◆ Selected extract ◆
* * * * * * * * *

7. DECLARES that the sixth and seventh respondents aided and abetted and have been directly or indirectly, knowingly concerned in or a party to the contraventions of the third respondent described in pars 3 and 4 above.
8. RESTRAINS the first respondent by itself, its servants or agents or otherwise howsoever and by any means whatsoever including by utilising the Internet, in connection with the promotion of the BEP Scheme and any substantially similar scheme, from, in trade or commerce, making or permitting to be made any statement, expressly or impliedly, that:
8.1 a return of $9500.00 is guaranteed to investors in the BEP Scheme after 36 months on payment of $1084.00, being an initial payment of $220.00 for 2 kg of worms and 36 monthly management payments of $24.00 totalling $864.00; and
8.2 reasonable grounds exist for a belief that the BEP Scheme will generate sufficient funds to enable a return to investors of $9500.00 after 36 months on an investment of $1084.00, being an initial payment of $220.00 for 2 kg of worms and 36 monthly management payments of $24.00 totalling $864.00,
in contravention of ss 52, 53(g) and 59(2) of the Act.
9. RESTRAINS the second and fourth respondents by themselves, their servants or agents or otherwise howsoever including by utilising the Internet, in connection with the promotion of the Buyplus Scheme and any substantially similar scheme, from aiding and abetting, further and in the alternative, directly or indirectly, being knowingly concerned in or a party to the contraventions of:
9.1 inducing persons to acquire goods or services from the second and fourth respondents in connection with the Buyplus Scheme by representing that the persons would, after the contract for the acquisition of the goods or services was made, receive a rebate, commission or other benefit in return for giving the second and fourth respondents the names of prospective customers or otherwise assisting the second and fourth respondents to supply goods or services to other consumers where receipt of the rebate, commission or other benefit was contingent on an event occurring after that contract was made in contravention of s 57 of the Act; and
9.2 promoting the Buyplus Scheme in which persons who were participants in the Buyplus Scheme, or had applied or been invited to become participants in the Buyplus Scheme, made a payment to or for the benefit of the second and fourth respondents, being a payment that they were induced to make by reason that the prospect was held out to them of receiving payments or other benefits in respect of the introduction (whether by themselves or by another person) of other persons who became participants in the Buyplus Scheme in contravention of s 61 of the Act.

* * * * * * * * *

◆ Material provided ◆
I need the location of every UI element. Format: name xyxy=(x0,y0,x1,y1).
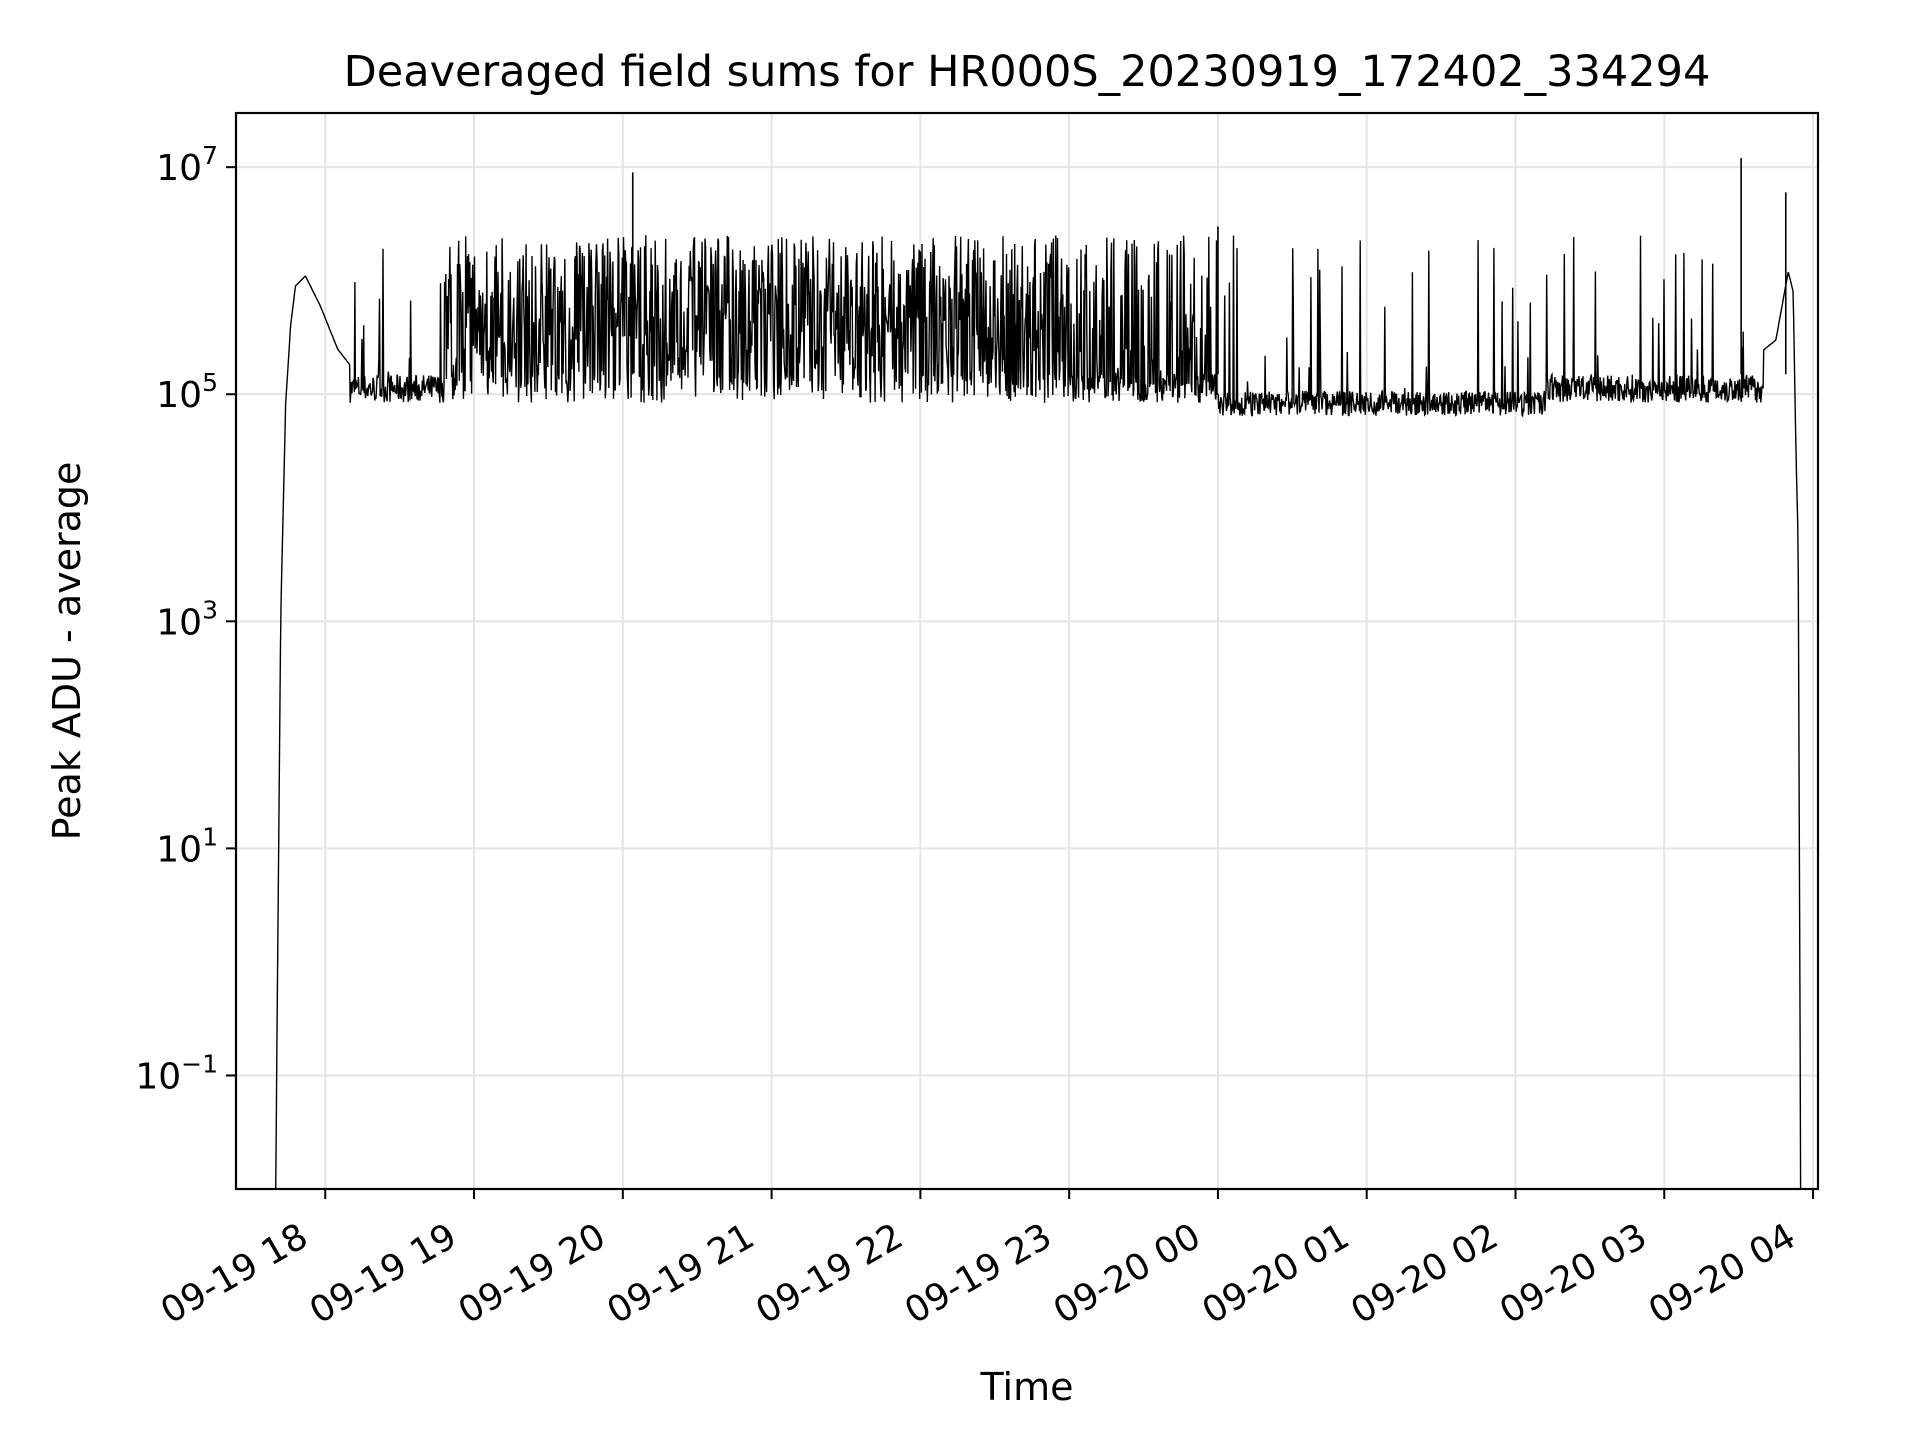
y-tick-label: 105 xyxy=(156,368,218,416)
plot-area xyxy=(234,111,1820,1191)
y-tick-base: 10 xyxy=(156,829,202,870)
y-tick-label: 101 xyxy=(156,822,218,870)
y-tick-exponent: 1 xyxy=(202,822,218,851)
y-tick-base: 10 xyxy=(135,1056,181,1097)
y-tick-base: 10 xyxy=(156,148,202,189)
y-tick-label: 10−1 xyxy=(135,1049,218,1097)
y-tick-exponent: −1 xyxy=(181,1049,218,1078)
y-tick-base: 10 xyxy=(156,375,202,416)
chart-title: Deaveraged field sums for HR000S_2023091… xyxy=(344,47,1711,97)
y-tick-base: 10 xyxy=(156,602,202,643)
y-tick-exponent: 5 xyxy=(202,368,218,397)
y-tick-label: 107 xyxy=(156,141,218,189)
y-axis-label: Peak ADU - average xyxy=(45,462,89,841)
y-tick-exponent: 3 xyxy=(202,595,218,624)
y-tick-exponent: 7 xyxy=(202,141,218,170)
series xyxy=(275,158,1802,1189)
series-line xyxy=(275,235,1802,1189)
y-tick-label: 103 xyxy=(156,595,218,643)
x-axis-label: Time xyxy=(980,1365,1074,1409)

* * * * * * * * *

◆ To-do list ◆
(1) In the court order, what initial payment is stated for 2 kg of worms in the BEP Scheme?
(2) Write out everything in the court order from "7. DECLARES that" down to "and 4 above.".
The material comes from a different source than the court order.

◆ Responses to the exercise ◆
(1) $220.00

(2)
7. DECLARES that the sixth and seventh respondents aided and abetted and have been directly or indirectly, knowingly concerned in or a party to the contraventions of the third respondent described in pars 3 and 4 above.